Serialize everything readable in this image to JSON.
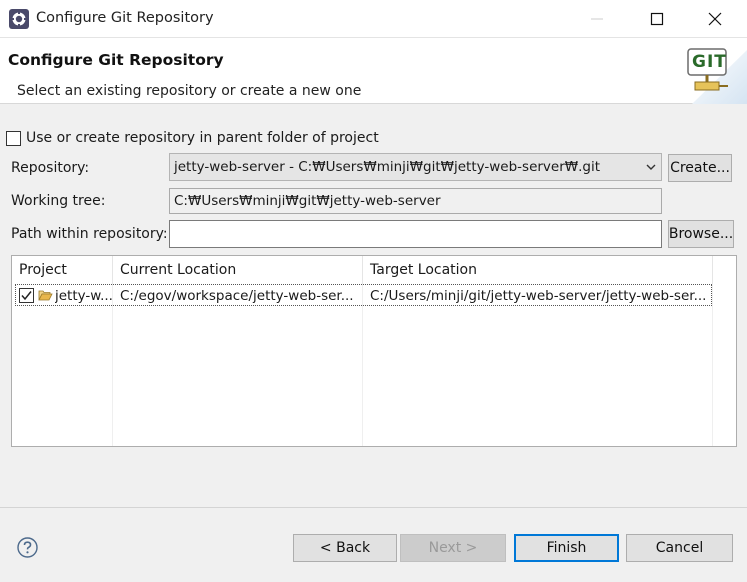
{
  "window": {
    "title": "Configure Git Repository"
  },
  "header": {
    "title": "Configure Git Repository",
    "description": "Select an existing repository or create a new one",
    "logo_text": "GIT"
  },
  "options": {
    "use_parent_label": "Use or create repository in parent folder of project",
    "use_parent_checked": false
  },
  "repository": {
    "label": "Repository:",
    "value": "jetty-web-server - C:₩Users₩minji₩git₩jetty-web-server₩.git",
    "create_button": "Create..."
  },
  "working_tree": {
    "label": "Working tree:",
    "value": "C:₩Users₩minji₩git₩jetty-web-server"
  },
  "path_within": {
    "label": "Path within repository:",
    "value": "",
    "browse_button": "Browse..."
  },
  "table": {
    "columns": [
      "Project",
      "Current Location",
      "Target Location"
    ],
    "rows": [
      {
        "checked": true,
        "project": "jetty-w...",
        "current": "C:/egov/workspace/jetty-web-ser...",
        "target": "C:/Users/minji/git/jetty-web-server/jetty-web-ser..."
      }
    ]
  },
  "footer": {
    "back": "< Back",
    "next": "Next >",
    "finish": "Finish",
    "cancel": "Cancel"
  },
  "colors": {
    "accent": "#0078d7",
    "folder": "#e8b64c"
  }
}
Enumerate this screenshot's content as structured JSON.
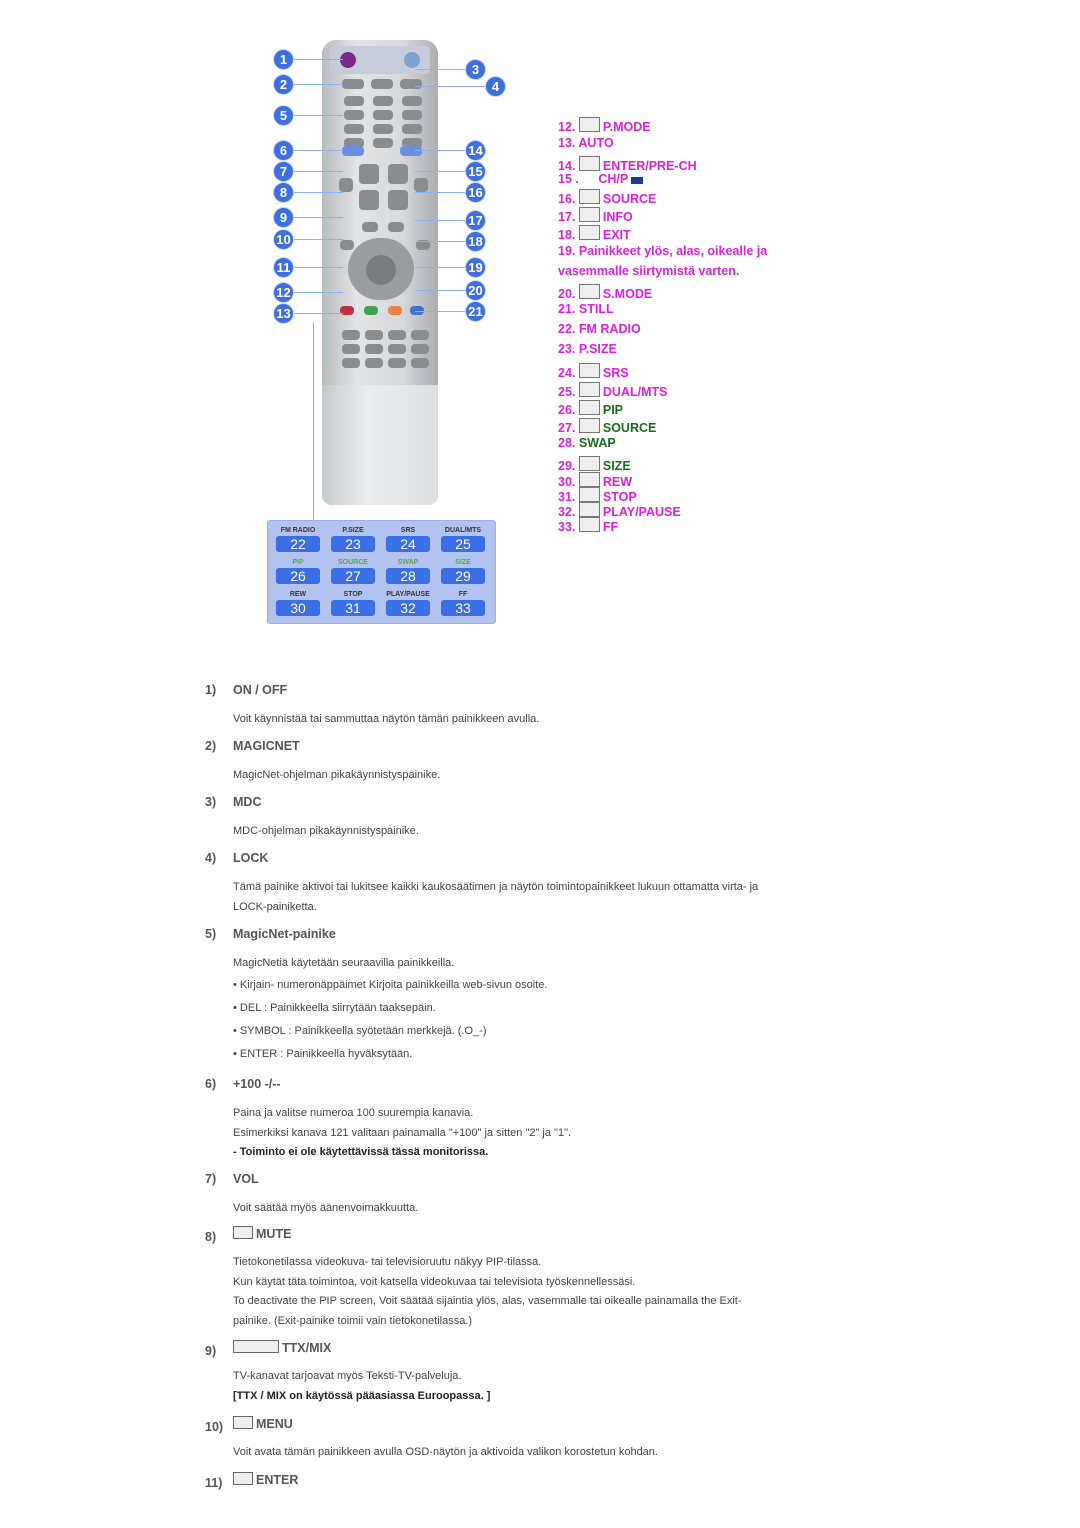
{
  "callouts_left": [
    "1",
    "2",
    "5",
    "6",
    "7",
    "8",
    "9",
    "10",
    "11",
    "12",
    "13"
  ],
  "callouts_right": [
    "3",
    "4",
    "14",
    "15",
    "16",
    "17",
    "18",
    "19",
    "20",
    "21"
  ],
  "panel": {
    "rows": [
      [
        {
          "label": "FM RADIO",
          "num": "22"
        },
        {
          "label": "P.SIZE",
          "num": "23"
        },
        {
          "label": "SRS",
          "num": "24"
        },
        {
          "label": "DUAL/MTS",
          "num": "25"
        }
      ],
      [
        {
          "label": "PIP",
          "num": "26",
          "green": true
        },
        {
          "label": "SOURCE",
          "num": "27",
          "green": true
        },
        {
          "label": "SWAP",
          "num": "28",
          "green": true
        },
        {
          "label": "SIZE",
          "num": "29",
          "green": true
        }
      ],
      [
        {
          "label": "REW",
          "num": "30"
        },
        {
          "label": "STOP",
          "num": "31"
        },
        {
          "label": "PLAY/PAUSE",
          "num": "32"
        },
        {
          "label": "FF",
          "num": "33"
        }
      ]
    ]
  },
  "colors": {
    "accent": "#e020e0",
    "green": "#1a6e1a",
    "callout": "#3d6fe0"
  },
  "right_list": [
    {
      "num": "12.",
      "icon": "mb-icon",
      "label": "P.MODE"
    },
    {
      "num": "13.",
      "label": "AUTO"
    },
    {
      "num": "14.",
      "icon": "enter-prech-icon",
      "label": "ENTER/PRE-CH"
    },
    {
      "num": "15 .",
      "label": "CH/P",
      "icon_after": "chp-icon"
    },
    {
      "num": "16.",
      "icon": "source-icon",
      "label": "SOURCE"
    },
    {
      "num": "17.",
      "icon": "info-icon",
      "label": "INFO"
    },
    {
      "num": "18.",
      "icon": "exit-icon",
      "label": "EXIT"
    },
    {
      "num": "19.",
      "label": "Painikkeet ylös, alas, oikealle ja"
    },
    {
      "num": "",
      "label": "vasemmalle siirtymistä varten."
    },
    {
      "num": "20.",
      "icon": "smode-icon",
      "label": "S.MODE"
    },
    {
      "num": "21.",
      "label": "STILL"
    },
    {
      "num": "22.",
      "label": "FM RADIO"
    },
    {
      "num": "23.",
      "label": "P.SIZE"
    },
    {
      "num": "24.",
      "icon": "srs-icon",
      "label": "SRS"
    },
    {
      "num": "25.",
      "icon": "dual-icon",
      "label": "DUAL/MTS"
    },
    {
      "num": "26.",
      "icon": "pip-icon",
      "label": "PIP",
      "green": true
    },
    {
      "num": "27.",
      "icon": "source-icon",
      "label": "SOURCE",
      "green": true
    },
    {
      "num": "28.",
      "label": "SWAP",
      "green": true
    },
    {
      "num": "29.",
      "icon": "size-icon",
      "label": "SIZE",
      "green": true
    },
    {
      "num": "30.",
      "icon": "rew-icon",
      "label": "REW"
    },
    {
      "num": "31.",
      "icon": "stop-icon",
      "label": "STOP"
    },
    {
      "num": "32.",
      "icon": "play-pause-icon",
      "label": "PLAY/PAUSE"
    },
    {
      "num": "33.",
      "icon": "ff-icon",
      "label": "FF"
    }
  ],
  "sections": [
    {
      "num": "1)",
      "title": "ON / OFF",
      "paras": [
        "Voit käynnistää tai sammuttaa näytön tämän painikkeen avulla."
      ]
    },
    {
      "num": "2)",
      "title": "MAGICNET",
      "paras": [
        "MagicNet-ohjelman pikakäynnistyspainike."
      ]
    },
    {
      "num": "3)",
      "title": "MDC",
      "paras": [
        "MDC-ohjelman pikakäynnistyspainike."
      ]
    },
    {
      "num": "4)",
      "title": "LOCK",
      "paras": [
        "Tämä painike aktivoi tai lukitsee kaikki kaukosäätimen ja näytön toimintopainikkeet lukuun ottamatta virta- ja",
        "LOCK-painiketta."
      ]
    },
    {
      "num": "5)",
      "title": "MagicNet-painike",
      "paras": [
        "MagicNetiä käytetään seuraavilla painikkeilla."
      ],
      "bullets": [
        "• Kirjain- numeronäppäimet Kirjoita painikkeilla web-sivun osoite.",
        "• DEL : Painikkeella siirrytään taaksepäin.",
        "• SYMBOL : Painikkeella syötetään merkkejä. (.O_-)",
        "• ENTER : Painikkeella hyväksytään."
      ]
    },
    {
      "num": "6)",
      "title": "+100 -/--",
      "paras": [
        "Paina ja valitse numeroa 100 suurempia kanavia.",
        "Esimerkiksi kanava 121 valitaan painamalla \"+100\" ja sitten \"2\" ja \"1\"."
      ],
      "bold": "- Toiminto ei ole käytettävissä tässä monitorissa."
    },
    {
      "num": "7)",
      "title": "VOL",
      "paras": [
        "Voit säätää myös äänenvoimakkuutta."
      ]
    },
    {
      "num": "8)",
      "title": "MUTE",
      "icon": "mute-icon",
      "paras": [
        "Tietokonetilassa videokuva- tai televisioruutu näkyy PIP-tilassa.",
        "Kun käytät täta toimintoa, voit katsella videokuvaa tai televisiota työskennellessäsi.",
        "To deactivate the PIP screen, Voit säätää sijaintia ylös, alas, vasemmalle tai oikealle painamalla the Exit-",
        "painike. (Exit-painike toimii vain tietokonetilassa.)"
      ]
    },
    {
      "num": "9)",
      "title": "TTX/MIX",
      "icon": "ttx-mix-icon",
      "paras": [
        "TV-kanavat tarjoavat myös Teksti-TV-palveluja."
      ],
      "bold": "[TTX / MIX on käytössä pääasiassa Euroopassa. ]"
    },
    {
      "num": "10)",
      "title": "MENU",
      "icon": "menu-icon",
      "paras": [
        "Voit avata tämän painikkeen avulla OSD-näytön ja aktivoida valikon korostetun kohdan."
      ]
    },
    {
      "num": "11)",
      "title": "ENTER",
      "icon": "enter-icon",
      "paras": []
    }
  ]
}
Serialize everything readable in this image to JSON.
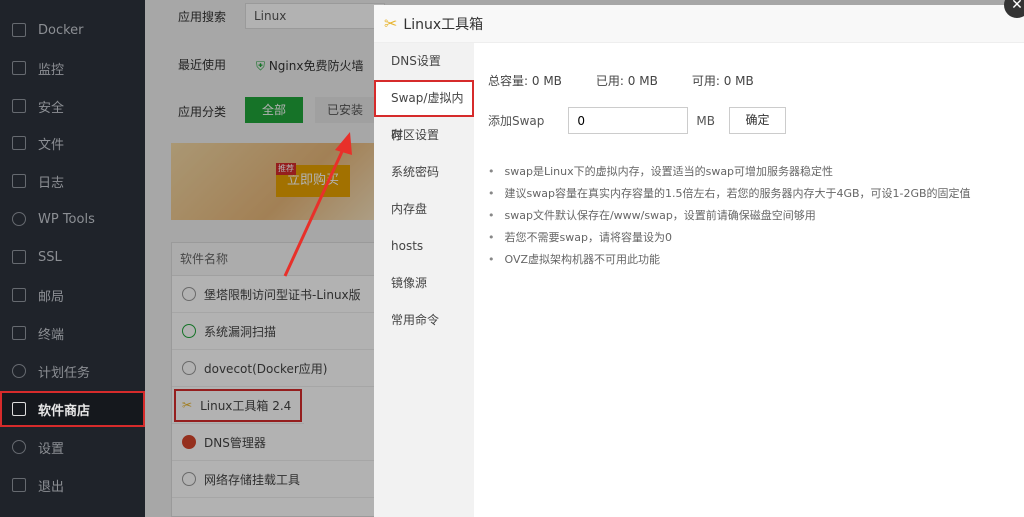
{
  "sidebar": {
    "items": [
      {
        "label": "Docker"
      },
      {
        "label": "监控"
      },
      {
        "label": "安全"
      },
      {
        "label": "文件"
      },
      {
        "label": "日志"
      },
      {
        "label": "WP Tools"
      },
      {
        "label": "SSL"
      },
      {
        "label": "邮局"
      },
      {
        "label": "终端"
      },
      {
        "label": "计划任务"
      },
      {
        "label": "软件商店"
      },
      {
        "label": "设置"
      },
      {
        "label": "退出"
      }
    ],
    "active": "软件商店"
  },
  "store": {
    "search_label": "应用搜索",
    "search_value": "Linux",
    "recent_label": "最近使用",
    "recent_app": "Nginx免费防火墙",
    "category_label": "应用分类",
    "cat_all": "全部",
    "cat_installed": "已安装",
    "banner_badge": "推荐",
    "banner_button": "立即购买",
    "table_header": "软件名称",
    "rows": [
      {
        "name": "堡塔限制访问型证书-Linux版"
      },
      {
        "name": "系统漏洞扫描"
      },
      {
        "name": "dovecot(Docker应用)"
      },
      {
        "name": "Linux工具箱 2.4"
      },
      {
        "name": "DNS管理器"
      },
      {
        "name": "网络存储挂载工具"
      }
    ]
  },
  "modal": {
    "title": "Linux工具箱",
    "nav": [
      {
        "label": "DNS设置"
      },
      {
        "label": "Swap/虚拟内存"
      },
      {
        "label": "时区设置"
      },
      {
        "label": "系统密码"
      },
      {
        "label": "内存盘"
      },
      {
        "label": "hosts"
      },
      {
        "label": "镜像源"
      },
      {
        "label": "常用命令"
      }
    ],
    "total_label": "总容量:",
    "total": "0 MB",
    "used_label": "已用:",
    "used": "0 MB",
    "avail_label": "可用:",
    "avail": "0 MB",
    "add_label": "添加Swap",
    "add_value": "0",
    "unit": "MB",
    "confirm": "确定",
    "tips": [
      "swap是Linux下的虚拟内存，设置适当的swap可增加服务器稳定性",
      "建议swap容量在真实内存容量的1.5倍左右，若您的服务器内存大于4GB，可设1-2GB的固定值",
      "swap文件默认保存在/www/swap，设置前请确保磁盘空间够用",
      "若您不需要swap，请将容量设为0",
      "OVZ虚拟架构机器不可用此功能"
    ],
    "close": "✕"
  }
}
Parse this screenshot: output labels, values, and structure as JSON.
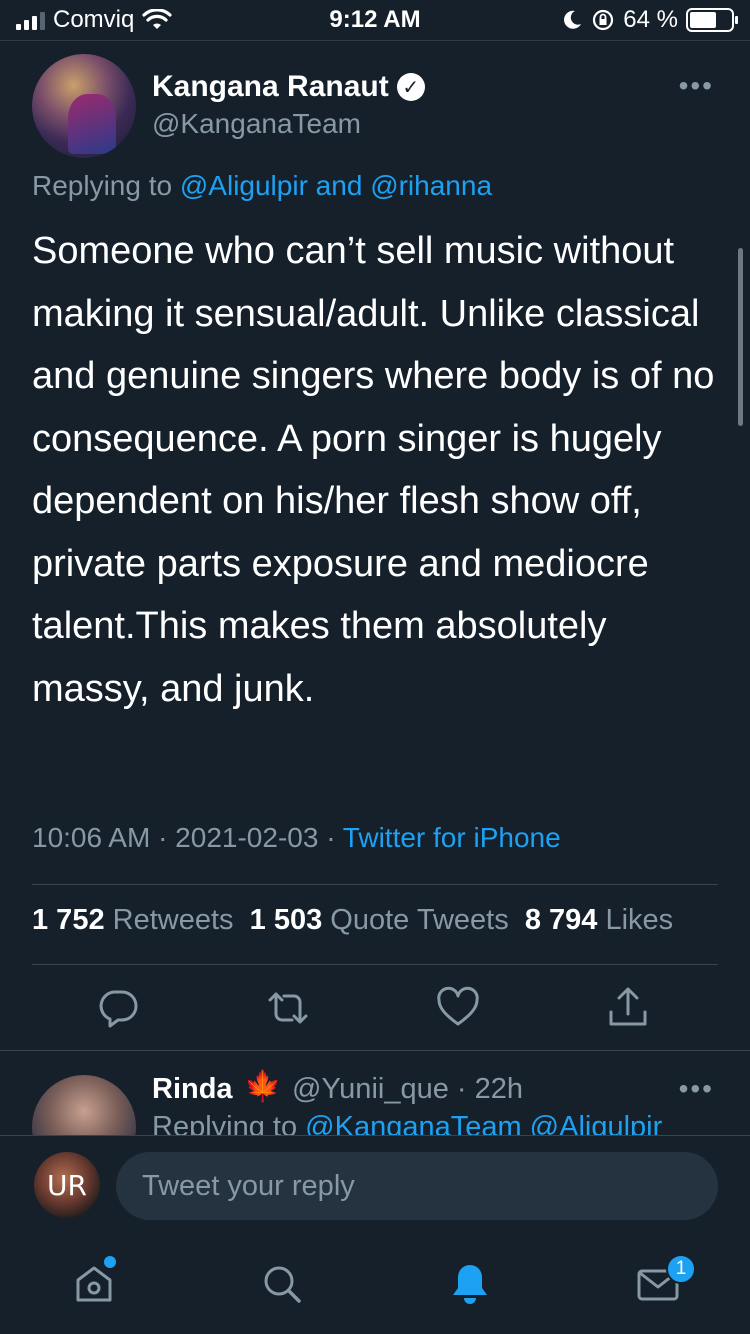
{
  "status_bar": {
    "carrier": "Comviq",
    "time": "9:12 AM",
    "battery_percent": "64 %",
    "battery_level": 0.64
  },
  "tweet": {
    "author_name": "Kangana Ranaut",
    "author_handle": "@KanganaTeam",
    "more": "•••",
    "replying_prefix": "Replying to ",
    "replying_user1": "@Aligulpir",
    "replying_and": " and ",
    "replying_user2": "@rihanna",
    "text": "Someone who can’t sell music without making it sensual/adult. Unlike classical and genuine singers where body is of no consequence. A porn singer is hugely dependent on his/her flesh show off, private parts exposure and mediocre talent.This makes them absolutely massy, and junk.",
    "timestamp": "10:06 AM · 2021-02-03 · ",
    "source": "Twitter for iPhone",
    "retweets_count": "1 752",
    "retweets_label": " Retweets",
    "quotes_count": "1 503",
    "quotes_label": " Quote Tweets",
    "likes_count": "8 794",
    "likes_label": " Likes"
  },
  "actions": {
    "icons": [
      "reply-icon",
      "retweet-icon",
      "like-icon",
      "share-icon"
    ]
  },
  "reply": {
    "name": "Rinda",
    "emoji": "🍁",
    "handle_time": "@Yunii_que · 22h",
    "more": "•••",
    "replying_prefix": "Replying to ",
    "replying_users": "@KanganaTeam @Aligulpir"
  },
  "compose": {
    "avatar_text": "UR",
    "placeholder": "Tweet your reply"
  },
  "tabbar": {
    "icons": [
      "home-icon",
      "search-icon",
      "notifications-icon",
      "messages-icon"
    ],
    "messages_badge": "1"
  },
  "colors": {
    "background": "#15202b",
    "accent": "#1da1f2",
    "secondary_text": "#8899a6"
  }
}
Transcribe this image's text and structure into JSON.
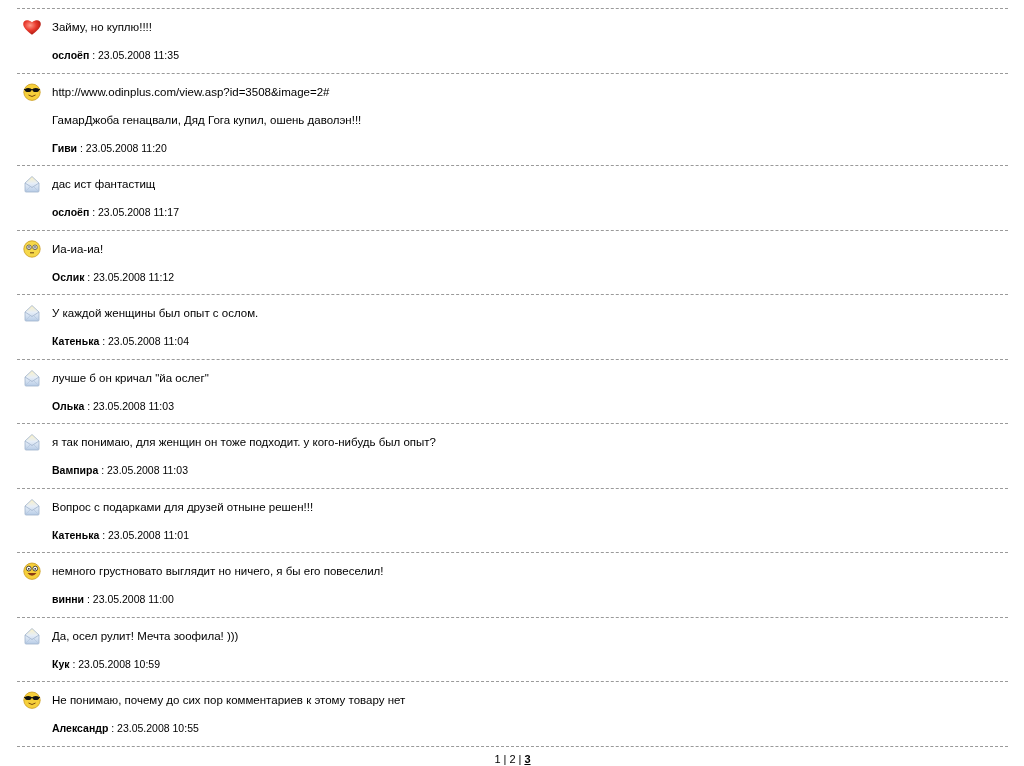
{
  "comments": [
    {
      "kind": "heart",
      "lines": [
        "Займу, но куплю!!!!"
      ],
      "byline": "**ослоёп** : 23.05.2008 11:35"
    },
    {
      "kind": "cool",
      "lines": [
        "http://www.odinplus.com/view.asp?id=3508&image=2#",
        "ГамарДжоба генацвали, Дяд Гога купил, ошень даволэн!!!"
      ],
      "byline": "**Гиви** : 23.05.2008 11:20"
    },
    {
      "kind": "envelope",
      "lines": [
        "дас ист фантастищ"
      ],
      "byline": "**ослоёп** : 23.05.2008 11:17"
    },
    {
      "kind": "surprised",
      "lines": [
        "Иа-иа-иа!"
      ],
      "byline": "**Ослик** : 23.05.2008 11:12"
    },
    {
      "kind": "envelope",
      "lines": [
        "У каждой женщины был опыт с ослом."
      ],
      "byline": "**Катенька** : 23.05.2008 11:04"
    },
    {
      "kind": "envelope",
      "lines": [
        "лучше б он кричал \"йа ослег\""
      ],
      "byline": "**Олька** : 23.05.2008 11:03"
    },
    {
      "kind": "envelope",
      "lines": [
        "я так понимаю, для женщин он тоже подходит. у кого-нибудь был опыт?"
      ],
      "byline": "**Вампира** : 23.05.2008 11:03"
    },
    {
      "kind": "envelope",
      "lines": [
        "Вопрос с подарками для друзей отныне решен!!!"
      ],
      "byline": "**Катенька** : 23.05.2008 11:01"
    },
    {
      "kind": "glasses",
      "lines": [
        "немного грустновато выглядит но ничего, я бы его повеселил!"
      ],
      "byline": "**винни** : 23.05.2008 11:00"
    },
    {
      "kind": "envelope",
      "lines": [
        "Да, осел рулит! Мечта зоофила! )))"
      ],
      "byline": "**Кук** : 23.05.2008 10:59"
    },
    {
      "kind": "cool",
      "lines": [
        "Не понимаю, почему до сих пор комментариев к этому товару нет"
      ],
      "byline": "**Александр** : 23.05.2008 10:55"
    }
  ],
  "pagination": {
    "separator": "|",
    "pages": [
      {
        "label": "1",
        "selected": false
      },
      {
        "label": "2",
        "selected": false
      },
      {
        "label": "3",
        "selected": true
      }
    ]
  }
}
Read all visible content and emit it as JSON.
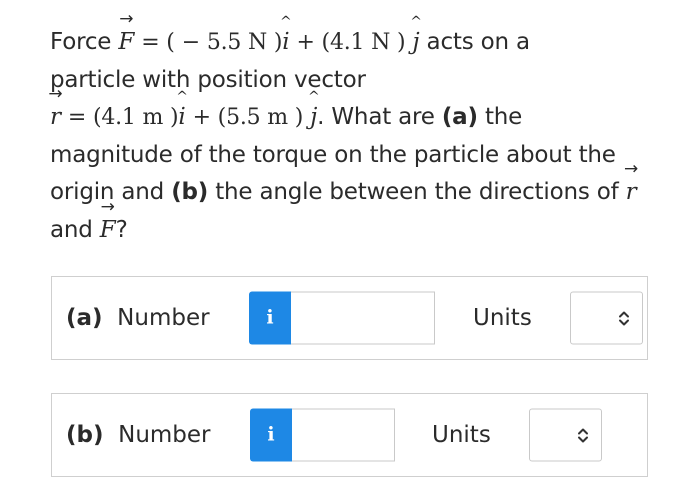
{
  "question": {
    "t_force": "Force",
    "force_symbol": "F",
    "eq1": "= (",
    "force_x": "− 5.5 N )",
    "i_unit": "i",
    "plus1": "+ (",
    "force_y": "4.1 N )",
    "j_unit": "j",
    "t_acts": "acts on a",
    "t_particle": "particle with position vector",
    "pos_symbol": "r",
    "eq2": "= (",
    "pos_x": "4.1 m )",
    "plus2": "+ (",
    "pos_y": "5.5 m )",
    "t_whatare": ". What are",
    "part_a": "(a)",
    "t_the_mag": "the",
    "t_magnitude": "magnitude of the torque on the particle about the",
    "t_origin": "origin and",
    "part_b": "(b)",
    "t_angle": "the angle between the directions of",
    "t_and": "and",
    "t_qmark": "?"
  },
  "answer_a": {
    "label_part": "(a)",
    "label_text": "Number",
    "info": "i",
    "value": "",
    "units_label": "Units",
    "units_value": ""
  },
  "answer_b": {
    "label_part": "(b)",
    "label_text": "Number",
    "info": "i",
    "value": "",
    "units_label": "Units",
    "units_value": ""
  },
  "colors": {
    "info_button": "#1e88e5",
    "text": "#2b2b2b",
    "border": "#cfcfcf"
  },
  "icons": {
    "info": "info-icon",
    "units_dropdown": "up-down-chevron-icon"
  }
}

####

Given request — What is the number of lines in the records that contain "folder"? Give that number only.

Response to this exercise — 2